[Records from a dataset]
** begin **

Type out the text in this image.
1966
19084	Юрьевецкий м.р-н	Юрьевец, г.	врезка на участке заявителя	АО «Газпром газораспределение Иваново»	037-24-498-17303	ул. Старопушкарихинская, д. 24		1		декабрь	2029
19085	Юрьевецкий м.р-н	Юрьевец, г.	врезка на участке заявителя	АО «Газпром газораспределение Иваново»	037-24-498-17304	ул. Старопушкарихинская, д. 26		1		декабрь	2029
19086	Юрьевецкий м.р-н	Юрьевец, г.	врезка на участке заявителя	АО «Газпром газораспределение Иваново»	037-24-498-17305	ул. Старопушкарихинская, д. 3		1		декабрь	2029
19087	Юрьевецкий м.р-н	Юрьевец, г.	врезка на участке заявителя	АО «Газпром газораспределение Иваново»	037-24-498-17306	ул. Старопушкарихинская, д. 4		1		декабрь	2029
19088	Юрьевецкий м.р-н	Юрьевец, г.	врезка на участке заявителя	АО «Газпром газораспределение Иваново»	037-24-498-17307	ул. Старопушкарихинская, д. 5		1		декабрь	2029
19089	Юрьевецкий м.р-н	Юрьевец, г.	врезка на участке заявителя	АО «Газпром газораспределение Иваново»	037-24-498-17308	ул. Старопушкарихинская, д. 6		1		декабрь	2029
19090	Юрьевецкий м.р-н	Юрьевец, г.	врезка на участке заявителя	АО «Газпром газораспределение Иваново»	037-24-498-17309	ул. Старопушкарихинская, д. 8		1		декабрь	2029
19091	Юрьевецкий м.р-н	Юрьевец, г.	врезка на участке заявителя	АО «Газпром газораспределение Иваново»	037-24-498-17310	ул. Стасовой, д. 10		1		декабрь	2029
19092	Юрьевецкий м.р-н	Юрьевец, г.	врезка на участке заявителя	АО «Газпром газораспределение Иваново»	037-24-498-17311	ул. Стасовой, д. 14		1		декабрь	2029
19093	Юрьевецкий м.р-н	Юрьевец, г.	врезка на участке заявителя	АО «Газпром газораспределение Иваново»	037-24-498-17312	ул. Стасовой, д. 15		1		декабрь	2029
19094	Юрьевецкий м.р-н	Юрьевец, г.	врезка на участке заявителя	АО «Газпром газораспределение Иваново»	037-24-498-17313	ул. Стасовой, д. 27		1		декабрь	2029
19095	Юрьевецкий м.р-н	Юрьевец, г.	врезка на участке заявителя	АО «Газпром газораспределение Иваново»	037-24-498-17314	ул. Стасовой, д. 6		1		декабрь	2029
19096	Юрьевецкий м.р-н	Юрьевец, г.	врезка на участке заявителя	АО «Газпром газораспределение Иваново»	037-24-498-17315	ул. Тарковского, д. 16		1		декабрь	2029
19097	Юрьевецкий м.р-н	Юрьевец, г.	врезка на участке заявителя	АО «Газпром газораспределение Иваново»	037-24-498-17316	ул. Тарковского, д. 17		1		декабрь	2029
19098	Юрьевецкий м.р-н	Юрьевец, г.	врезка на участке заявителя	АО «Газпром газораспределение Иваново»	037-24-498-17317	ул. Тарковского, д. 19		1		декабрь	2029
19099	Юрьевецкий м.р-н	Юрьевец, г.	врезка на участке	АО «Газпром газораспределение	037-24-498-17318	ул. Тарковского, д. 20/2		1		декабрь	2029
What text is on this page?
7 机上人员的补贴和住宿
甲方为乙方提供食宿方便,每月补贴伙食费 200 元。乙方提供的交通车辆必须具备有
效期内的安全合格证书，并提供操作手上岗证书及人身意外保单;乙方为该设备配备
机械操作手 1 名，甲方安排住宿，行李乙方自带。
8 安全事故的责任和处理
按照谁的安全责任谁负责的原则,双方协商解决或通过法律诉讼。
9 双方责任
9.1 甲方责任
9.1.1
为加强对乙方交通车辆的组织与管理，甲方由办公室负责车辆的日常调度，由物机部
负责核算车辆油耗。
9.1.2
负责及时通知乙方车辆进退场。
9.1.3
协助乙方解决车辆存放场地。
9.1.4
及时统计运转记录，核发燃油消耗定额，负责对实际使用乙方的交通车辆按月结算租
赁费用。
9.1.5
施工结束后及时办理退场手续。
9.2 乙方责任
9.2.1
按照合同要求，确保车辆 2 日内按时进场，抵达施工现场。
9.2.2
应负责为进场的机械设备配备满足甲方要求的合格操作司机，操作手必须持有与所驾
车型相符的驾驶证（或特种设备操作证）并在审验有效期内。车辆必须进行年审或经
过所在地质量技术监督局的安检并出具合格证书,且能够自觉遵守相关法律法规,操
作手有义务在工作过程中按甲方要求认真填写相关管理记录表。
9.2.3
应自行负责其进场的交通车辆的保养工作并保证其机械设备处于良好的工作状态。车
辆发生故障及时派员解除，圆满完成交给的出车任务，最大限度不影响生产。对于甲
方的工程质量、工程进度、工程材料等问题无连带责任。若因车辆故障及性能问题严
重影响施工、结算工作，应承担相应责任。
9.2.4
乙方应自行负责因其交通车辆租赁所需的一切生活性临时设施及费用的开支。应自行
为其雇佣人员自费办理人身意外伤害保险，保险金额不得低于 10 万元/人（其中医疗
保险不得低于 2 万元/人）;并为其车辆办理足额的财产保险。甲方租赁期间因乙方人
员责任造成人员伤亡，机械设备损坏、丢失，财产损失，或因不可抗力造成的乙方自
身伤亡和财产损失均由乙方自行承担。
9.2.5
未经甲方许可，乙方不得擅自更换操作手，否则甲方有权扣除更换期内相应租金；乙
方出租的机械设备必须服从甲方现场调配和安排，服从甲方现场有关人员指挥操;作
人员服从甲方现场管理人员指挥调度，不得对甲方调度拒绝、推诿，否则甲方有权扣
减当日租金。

** end **

Work instructions | Pick each line holding the word "Стасовой" out of the data and copy it.

Response to the exercise |
19091	Юрьевецкий м.р-н	Юрьевец, г.	врезка на участке заявителя	АО «Газпром газораспределение Иваново»	037-24-498-17310	ул. Стасовой, д. 10		1		декабрь	2029
19092	Юрьевецкий м.р-н	Юрьевец, г.	врезка на участке заявителя	АО «Газпром газораспределение Иваново»	037-24-498-17311	ул. Стасовой, д. 14		1		декабрь	2029
19093	Юрьевецкий м.р-н	Юрьевец, г.	врезка на участке заявителя	АО «Газпром газораспределение Иваново»	037-24-498-17312	ул. Стасовой, д. 15		1		декабрь	2029
19094	Юрьевецкий м.р-н	Юрьевец, г.	врезка на участке заявителя	АО «Газпром газораспределение Иваново»	037-24-498-17313	ул. Стасовой, д. 27		1		декабрь	2029
19095	Юрьевецкий м.р-н	Юрьевец, г.	врезка на участке заявителя	АО «Газпром газораспределение Иваново»	037-24-498-17314	ул. Стасовой, д. 6		1		декабрь	2029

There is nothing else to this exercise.